[Start of Task material]

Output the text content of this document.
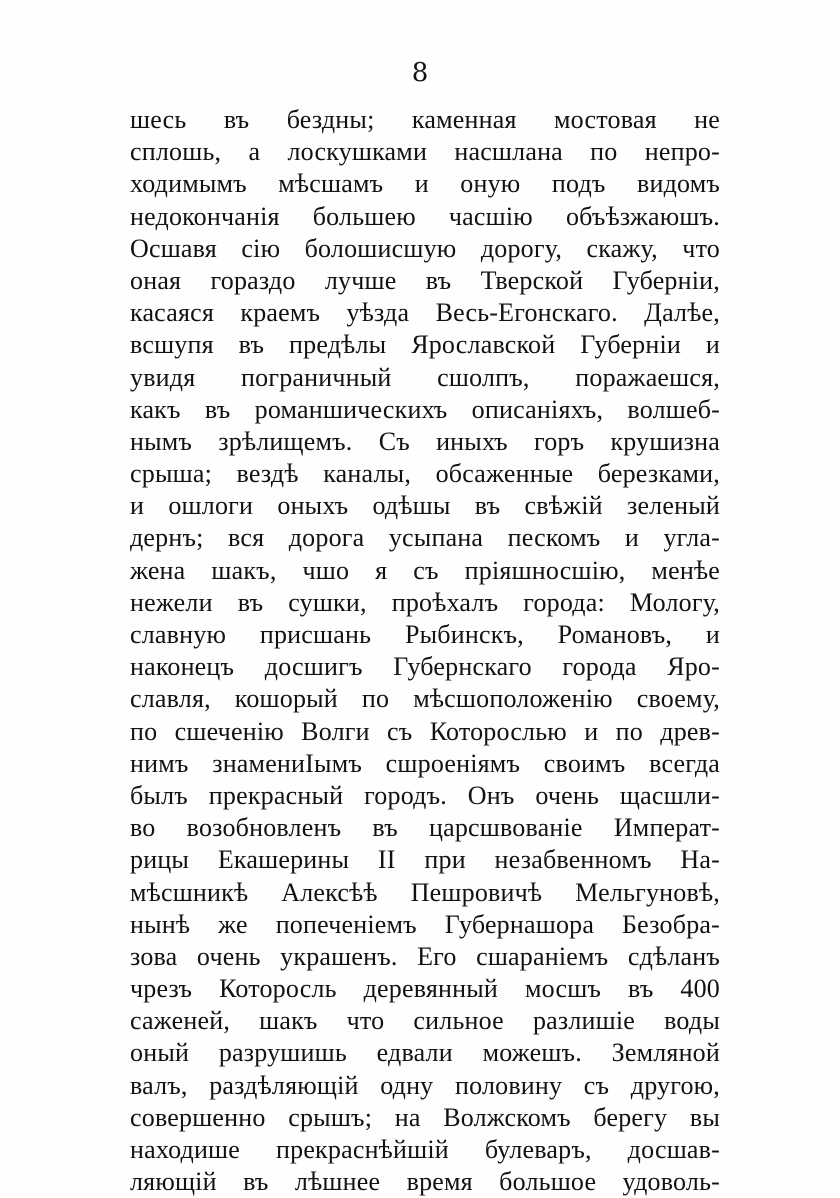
8
шесь въ бездны; каменная мостовая не
сплошь, а лоскушками насшлана по непро-
ходимымъ мѣсшамъ и оную подъ видомъ
недокончанія большею часшію объѣзжаюшъ.
Осшавя сію болошисшую дорогу, скажу, что
оная гораздо лучше въ Тверской Губерніи,
касаяся краемъ уѣзда Весь-Егонскаго. Далѣе,
всшупя въ предѣлы Ярославской Губерніи и
увидя пограничный сшолпъ, поражаешся,
какъ въ романшическихъ описаніяхъ, волшеб-
нымъ зрѣлищемъ. Съ иныхъ горъ крушизна
срыша; вездѣ каналы, обсаженные березками,
и ошлоги оныхъ одѣшы въ свѣжій зеленый
дернъ; вся дорога усыпана пескомъ и угла-
жена шакъ, чшо я съ пріяшносшію, менѣе
нежели въ сушки, проѣхалъ города: Мологу,
славную присшань Рыбинскъ, Романовъ, и
наконецъ досшигъ Губернскаго города Яро-
славля, кошорый по мѣсшоположенію своему,
по сшеченію Волги съ Которослью и по древ-
нимъ знамениIымъ сшроеніямъ своимъ всегда
былъ прекрасный городъ. Онъ очень щасшли-
во возобновленъ въ царсшвованіе Императ-
рицы Екашерины II при незабвенномъ На-
мѣсшникѣ Алексѣѣ Пешровичѣ Мельгуновѣ,
нынѣ же попеченіемъ Губернашора Безобра-
зова очень украшенъ. Его сшараніемъ сдѣланъ
чрезъ Которосль деревянный мосшъ въ 400
саженей, шакъ что сильное разлишіе воды
оный разрушишь едвали можешъ. Земляной
валъ, раздѣляющій одну половину съ другою,
совершенно срышъ; на Волжскомъ берегу вы
находише прекраснѣйшій булеваръ, досшав-
ляющій въ лѣшнее время большое удоволь-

[End of Task material]

→ **Required work**:
Your answer should be one number: how many lines in the material above contain the string "Губерніи".

→ **Solution for this task**:
2